Reproduce every line of the records below verbatim, leaving out the pictures.

Excerpted data:
•••••

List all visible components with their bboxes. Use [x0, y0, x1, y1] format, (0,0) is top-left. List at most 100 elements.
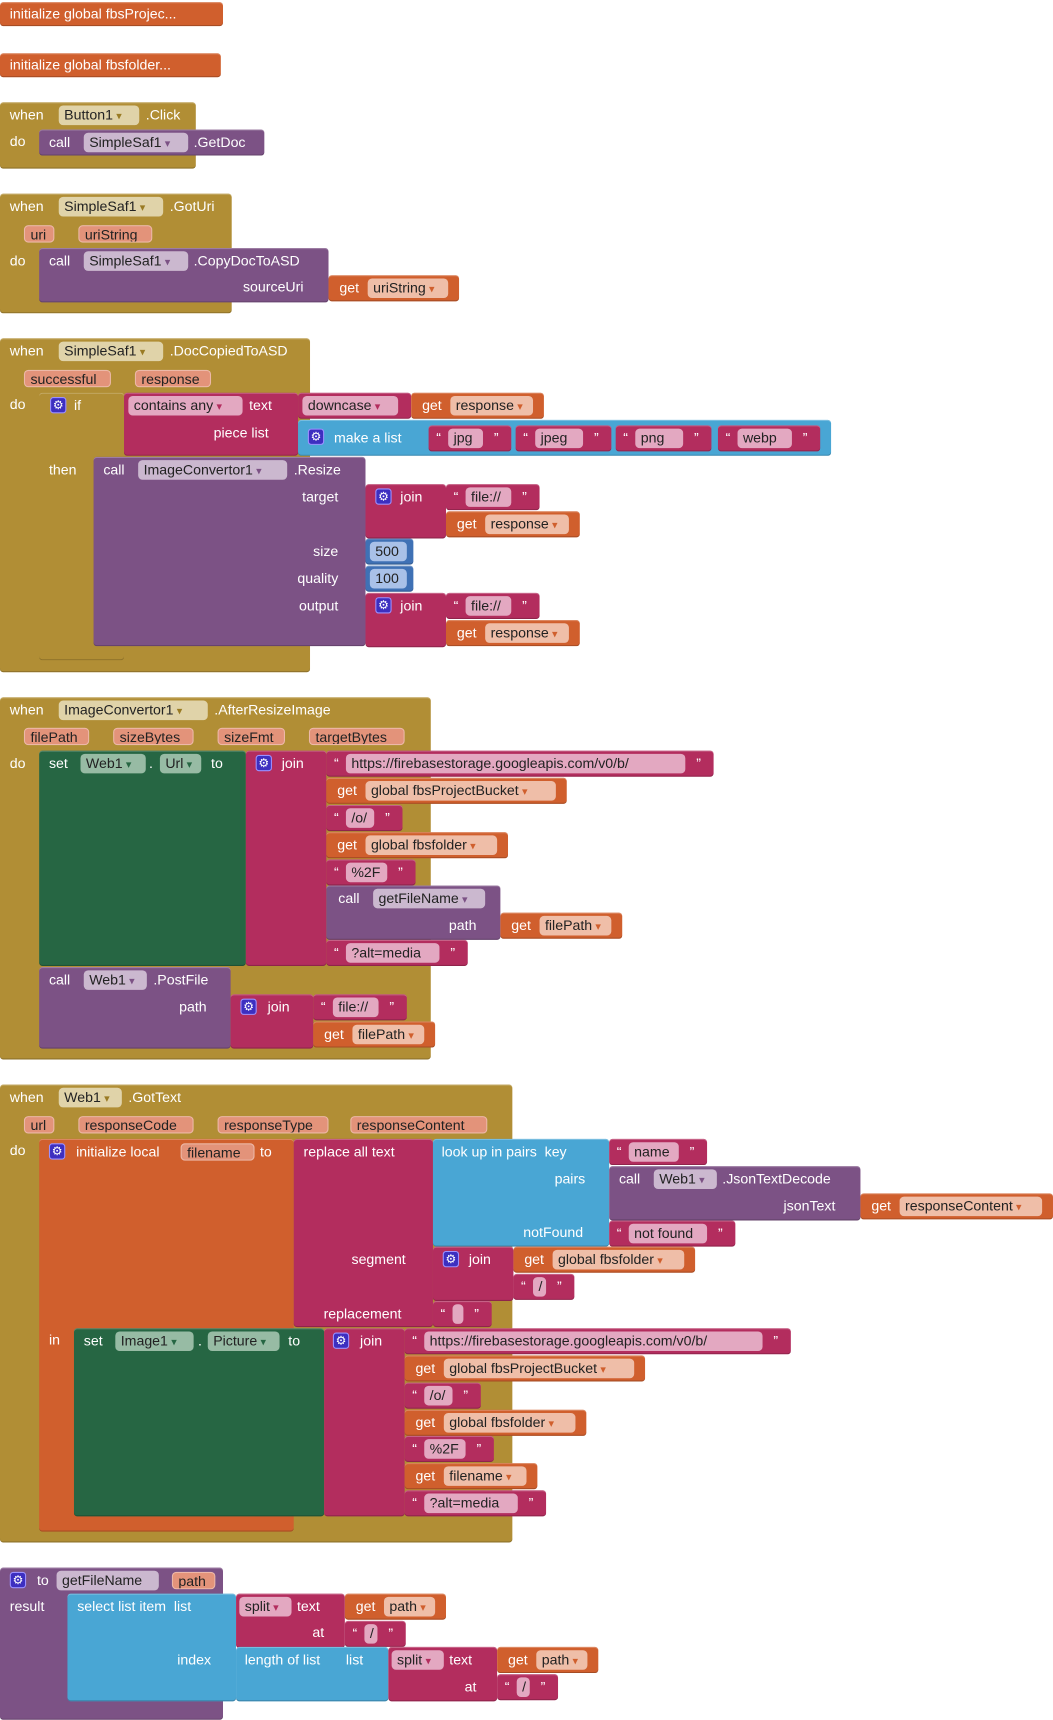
chevron-down-icon[interactable]: ▾ — [139, 202, 146, 215]
chevron-down-icon[interactable]: ▾ — [425, 1655, 431, 1668]
set-web1-url-block[interactable] — [39, 750, 246, 966]
component-dropdown[interactable]: Web1 ▾ — [83, 970, 147, 990]
chevron-down-icon[interactable]: ▾ — [256, 465, 262, 478]
event-parameter[interactable]: responseContent — [350, 1116, 488, 1134]
event-parameter[interactable]: path — [171, 1571, 216, 1590]
component-dropdown[interactable]: Web1 ▾ — [653, 1169, 717, 1189]
variable-dropdown[interactable]: response ▾ — [485, 514, 569, 535]
chevron-down-icon[interactable]: ▾ — [595, 921, 601, 934]
call-jsontextdecode-block[interactable] — [609, 1166, 861, 1221]
chevron-down-icon[interactable]: ▾ — [186, 759, 193, 772]
gear-icon[interactable]: ⚙ — [332, 1332, 350, 1349]
string-field[interactable]: / — [364, 1624, 378, 1644]
event-parameter[interactable]: responseCode — [78, 1116, 194, 1134]
chevron-down-icon[interactable]: ▾ — [470, 840, 476, 853]
chevron-down-icon[interactable]: ▾ — [176, 705, 183, 718]
chevron-down-icon[interactable]: ▾ — [1016, 1202, 1022, 1214]
variable-dropdown[interactable]: uriString ▾ — [367, 278, 449, 299]
call-resize-block[interactable] — [93, 456, 366, 647]
gear-icon[interactable]: ⚙ — [307, 428, 325, 445]
chevron-down-icon[interactable]: ▾ — [420, 1602, 426, 1615]
string-field[interactable]: / — [516, 1677, 530, 1697]
chevron-down-icon[interactable]: ▾ — [171, 1336, 177, 1349]
join-block[interactable] — [324, 1328, 405, 1517]
variable-dropdown[interactable]: filename ▾ — [443, 1466, 527, 1486]
split-dropdown[interactable]: split ▾ — [239, 1596, 292, 1617]
string-field[interactable]: jpg — [448, 428, 483, 449]
string-field[interactable]: ?alt=media — [424, 1493, 518, 1514]
variable-dropdown[interactable]: responseContent ▾ — [899, 1196, 1043, 1217]
event-parameter[interactable]: sizeBytes — [113, 727, 194, 746]
string-field[interactable]: https://firebasestorage.googleapis.com/v… — [345, 753, 686, 774]
string-field[interactable]: %2F — [345, 862, 388, 883]
string-field[interactable]: not found — [628, 1223, 708, 1244]
string-field[interactable]: webp — [737, 428, 792, 449]
component-dropdown[interactable]: ImageConvertor1 ▾ — [138, 460, 288, 480]
variable-dropdown[interactable]: path ▾ — [536, 1650, 588, 1670]
global-fbsfolder-block[interactable] — [0, 53, 221, 78]
event-parameter[interactable]: responseType — [217, 1116, 329, 1134]
gear-icon[interactable]: ⚙ — [9, 1571, 27, 1589]
string-field[interactable]: jpeg — [535, 428, 584, 449]
property-dropdown[interactable]: Url ▾ — [159, 753, 202, 774]
mode-dropdown[interactable]: contains any ▾ — [128, 395, 243, 416]
gear-icon[interactable]: ⚙ — [240, 998, 257, 1015]
chevron-down-icon[interactable]: ▾ — [517, 401, 523, 414]
component-dropdown[interactable]: SimpleSaf1 ▾ — [83, 251, 189, 271]
string-field[interactable]: /o/ — [424, 1385, 453, 1406]
variable-dropdown[interactable]: global fbsProjectBucket ▾ — [443, 1358, 635, 1379]
chevron-down-icon[interactable]: ▾ — [273, 1602, 279, 1615]
string-field[interactable]: / — [533, 1277, 547, 1297]
component-dropdown[interactable]: SimpleSaf1 ▾ — [58, 196, 164, 217]
join-block[interactable] — [245, 750, 327, 966]
property-dropdown[interactable]: Picture ▾ — [207, 1331, 280, 1352]
gear-icon[interactable]: ⚙ — [48, 1143, 66, 1160]
event-parameter[interactable]: url — [23, 1116, 55, 1134]
variable-dropdown[interactable]: response ▾ — [450, 395, 534, 416]
chevron-down-icon[interactable]: ▾ — [461, 894, 468, 907]
gear-icon[interactable]: ⚙ — [255, 754, 272, 772]
chevron-down-icon[interactable]: ▾ — [552, 628, 558, 641]
chevron-down-icon[interactable]: ▾ — [139, 347, 146, 359]
event-parameter[interactable]: response — [134, 369, 212, 388]
string-field[interactable]: ?alt=media — [345, 943, 440, 963]
chevron-down-icon[interactable]: ▾ — [600, 1364, 606, 1377]
chevron-down-icon[interactable]: ▾ — [548, 1418, 554, 1431]
mode-dropdown[interactable]: downcase ▾ — [302, 395, 399, 416]
gear-icon[interactable]: ⚙ — [442, 1250, 460, 1268]
chevron-down-icon[interactable]: ▾ — [408, 1030, 414, 1043]
variable-dropdown[interactable]: response ▾ — [485, 623, 569, 643]
gear-icon[interactable]: ⚙ — [50, 397, 67, 414]
component-dropdown[interactable]: Web1 ▾ — [58, 1087, 122, 1108]
chevron-down-icon[interactable]: ▾ — [572, 1655, 578, 1668]
string-field[interactable]: file:// — [465, 487, 512, 507]
string-field[interactable] — [452, 1304, 464, 1324]
chevron-down-icon[interactable]: ▾ — [125, 759, 132, 772]
variable-dropdown[interactable]: global fbsProjectBucket ▾ — [365, 781, 556, 801]
variable-dropdown[interactable]: filePath ▾ — [539, 915, 612, 936]
procedure-name-field[interactable]: getFileName — [56, 1570, 159, 1591]
chevron-down-icon[interactable]: ▾ — [374, 401, 381, 414]
event-parameter[interactable]: filePath — [23, 727, 90, 746]
string-field[interactable]: https://firebasestorage.googleapis.com/v… — [424, 1331, 763, 1352]
chevron-down-icon[interactable]: ▾ — [699, 1174, 705, 1187]
event-parameter[interactable]: targetBytes — [308, 727, 405, 746]
component-dropdown[interactable]: SimpleSaf1 ▾ — [58, 341, 164, 362]
split-dropdown[interactable]: split ▾ — [391, 1650, 444, 1670]
chevron-down-icon[interactable]: ▾ — [429, 283, 435, 296]
chevron-down-icon[interactable]: ▾ — [505, 1471, 512, 1484]
number-field[interactable]: 100 — [369, 568, 407, 589]
component-dropdown[interactable]: ImageConvertor1 ▾ — [58, 700, 208, 721]
chevron-down-icon[interactable]: ▾ — [657, 1255, 663, 1268]
event-parameter[interactable]: sizeFmt — [217, 727, 286, 746]
chevron-down-icon[interactable]: ▾ — [521, 786, 528, 799]
variable-dropdown[interactable]: filePath ▾ — [352, 1024, 425, 1045]
chevron-down-icon[interactable]: ▾ — [104, 1093, 110, 1106]
string-field[interactable]: file:// — [465, 596, 512, 616]
chevron-down-icon[interactable]: ▾ — [164, 256, 171, 269]
lookup-in-pairs-block[interactable] — [432, 1138, 610, 1247]
chevron-down-icon[interactable]: ▾ — [116, 110, 122, 123]
procedure-dropdown[interactable]: getFileName ▾ — [373, 888, 486, 909]
length-of-list-block[interactable] — [236, 1646, 389, 1702]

•••••

Written solution:
List all visible components with their bboxes. Use [x0, y0, x1, y1] format, (0,0) is top-left. List at most 100 elements.
chevron-down-icon[interactable]: ▾ — [139, 202, 146, 215]
chevron-down-icon[interactable]: ▾ — [425, 1655, 431, 1668]
set-web1-url-block[interactable] — [39, 750, 246, 966]
component-dropdown[interactable]: Web1 ▾ — [83, 970, 147, 990]
chevron-down-icon[interactable]: ▾ — [256, 465, 262, 478]
event-parameter[interactable]: responseContent — [350, 1116, 488, 1134]
event-parameter[interactable]: path — [171, 1571, 216, 1590]
component-dropdown[interactable]: Web1 ▾ — [653, 1169, 717, 1189]
variable-dropdown[interactable]: response ▾ — [485, 514, 569, 535]
chevron-down-icon[interactable]: ▾ — [595, 921, 601, 934]
call-jsontextdecode-block[interactable] — [609, 1166, 861, 1221]
chevron-down-icon[interactable]: ▾ — [186, 759, 193, 772]
gear-icon[interactable]: ⚙ — [332, 1332, 350, 1349]
string-field[interactable]: / — [364, 1624, 378, 1644]
event-parameter[interactable]: responseCode — [78, 1116, 194, 1134]
chevron-down-icon[interactable]: ▾ — [470, 840, 476, 853]
chevron-down-icon[interactable]: ▾ — [176, 705, 183, 718]
chevron-down-icon[interactable]: ▾ — [1016, 1202, 1022, 1214]
variable-dropdown[interactable]: uriString ▾ — [367, 278, 449, 299]
call-resize-block[interactable] — [93, 456, 366, 647]
gear-icon[interactable]: ⚙ — [307, 428, 325, 445]
chevron-down-icon[interactable]: ▾ — [420, 1602, 426, 1615]
string-field[interactable]: / — [516, 1677, 530, 1697]
chevron-down-icon[interactable]: ▾ — [171, 1336, 177, 1349]
join-block[interactable] — [324, 1328, 405, 1517]
variable-dropdown[interactable]: filename ▾ — [443, 1466, 527, 1486]
split-dropdown[interactable]: split ▾ — [239, 1596, 292, 1617]
string-field[interactable]: jpg — [448, 428, 483, 449]
string-field[interactable]: ?alt=media — [424, 1493, 518, 1514]
variable-dropdown[interactable]: responseContent ▾ — [899, 1196, 1043, 1217]
event-parameter[interactable]: sizeBytes — [113, 727, 194, 746]
string-field[interactable]: https://firebasestorage.googleapis.com/v… — [345, 753, 686, 774]
string-field[interactable]: %2F — [345, 862, 388, 883]
string-field[interactable]: not found — [628, 1223, 708, 1244]
string-field[interactable]: webp — [737, 428, 792, 449]
component-dropdown[interactable]: ImageConvertor1 ▾ — [138, 460, 288, 480]
variable-dropdown[interactable]: path ▾ — [536, 1650, 588, 1670]
global-fbsfolder-block[interactable] — [0, 53, 221, 78]
event-parameter[interactable]: responseType — [217, 1116, 329, 1134]
gear-icon[interactable]: ⚙ — [9, 1571, 27, 1589]
string-field[interactable]: jpeg — [535, 428, 584, 449]
property-dropdown[interactable]: Url ▾ — [159, 753, 202, 774]
mode-dropdown[interactable]: contains any ▾ — [128, 395, 243, 416]
gear-icon[interactable]: ⚙ — [240, 998, 257, 1015]
chevron-down-icon[interactable]: ▾ — [517, 401, 523, 414]
component-dropdown[interactable]: SimpleSaf1 ▾ — [83, 251, 189, 271]
string-field[interactable]: /o/ — [424, 1385, 453, 1406]
variable-dropdown[interactable]: global fbsProjectBucket ▾ — [443, 1358, 635, 1379]
chevron-down-icon[interactable]: ▾ — [273, 1602, 279, 1615]
string-field[interactable]: / — [533, 1277, 547, 1297]
component-dropdown[interactable]: SimpleSaf1 ▾ — [58, 196, 164, 217]
join-block[interactable] — [245, 750, 327, 966]
property-dropdown[interactable]: Picture ▾ — [207, 1331, 280, 1352]
gear-icon[interactable]: ⚙ — [48, 1143, 66, 1160]
event-parameter[interactable]: url — [23, 1116, 55, 1134]
variable-dropdown[interactable]: response ▾ — [450, 395, 534, 416]
chevron-down-icon[interactable]: ▾ — [461, 894, 468, 907]
gear-icon[interactable]: ⚙ — [255, 754, 272, 772]
chevron-down-icon[interactable]: ▾ — [552, 628, 558, 641]
chevron-down-icon[interactable]: ▾ — [139, 347, 146, 359]
event-parameter[interactable]: response — [134, 369, 212, 388]
string-field[interactable]: ?alt=media — [345, 943, 440, 963]
chevron-down-icon[interactable]: ▾ — [600, 1364, 606, 1377]
chevron-down-icon[interactable]: ▾ — [548, 1418, 554, 1431]
mode-dropdown[interactable]: downcase ▾ — [302, 395, 399, 416]
gear-icon[interactable]: ⚙ — [442, 1250, 460, 1268]
chevron-down-icon[interactable]: ▾ — [408, 1030, 414, 1043]
variable-dropdown[interactable]: response ▾ — [485, 623, 569, 643]
gear-icon[interactable]: ⚙ — [50, 397, 67, 414]
component-dropdown[interactable]: Web1 ▾ — [58, 1087, 122, 1108]
chevron-down-icon[interactable]: ▾ — [572, 1655, 578, 1668]
string-field[interactable]: file:// — [465, 487, 512, 507]
string-field[interactable] — [452, 1304, 464, 1324]
chevron-down-icon[interactable]: ▾ — [125, 759, 132, 772]
variable-dropdown[interactable]: global fbsProjectBucket ▾ — [365, 781, 556, 801]
variable-dropdown[interactable]: filePath ▾ — [539, 915, 612, 936]
procedure-name-field[interactable]: getFileName — [56, 1570, 159, 1591]
chevron-down-icon[interactable]: ▾ — [374, 401, 381, 414]
event-parameter[interactable]: filePath — [23, 727, 90, 746]
string-field[interactable]: https://firebasestorage.googleapis.com/v… — [424, 1331, 763, 1352]
chevron-down-icon[interactable]: ▾ — [699, 1174, 705, 1187]
event-parameter[interactable]: targetBytes — [308, 727, 405, 746]
component-dropdown[interactable]: SimpleSaf1 ▾ — [58, 341, 164, 362]
split-dropdown[interactable]: split ▾ — [391, 1650, 444, 1670]
chevron-down-icon[interactable]: ▾ — [429, 283, 435, 296]
chevron-down-icon[interactable]: ▾ — [505, 1471, 512, 1484]
number-field[interactable]: 100 — [369, 568, 407, 589]
component-dropdown[interactable]: ImageConvertor1 ▾ — [58, 700, 208, 721]
chevron-down-icon[interactable]: ▾ — [657, 1255, 663, 1268]
event-parameter[interactable]: sizeFmt — [217, 727, 286, 746]
chevron-down-icon[interactable]: ▾ — [521, 786, 528, 799]
variable-dropdown[interactable]: filePath ▾ — [352, 1024, 425, 1045]
chevron-down-icon[interactable]: ▾ — [104, 1093, 110, 1106]
string-field[interactable]: file:// — [465, 596, 512, 616]
chevron-down-icon[interactable]: ▾ — [164, 256, 171, 269]
lookup-in-pairs-block[interactable] — [432, 1138, 610, 1247]
chevron-down-icon[interactable]: ▾ — [116, 110, 122, 123]
procedure-dropdown[interactable]: getFileName ▾ — [373, 888, 486, 909]
length-of-list-block[interactable] — [236, 1646, 389, 1702]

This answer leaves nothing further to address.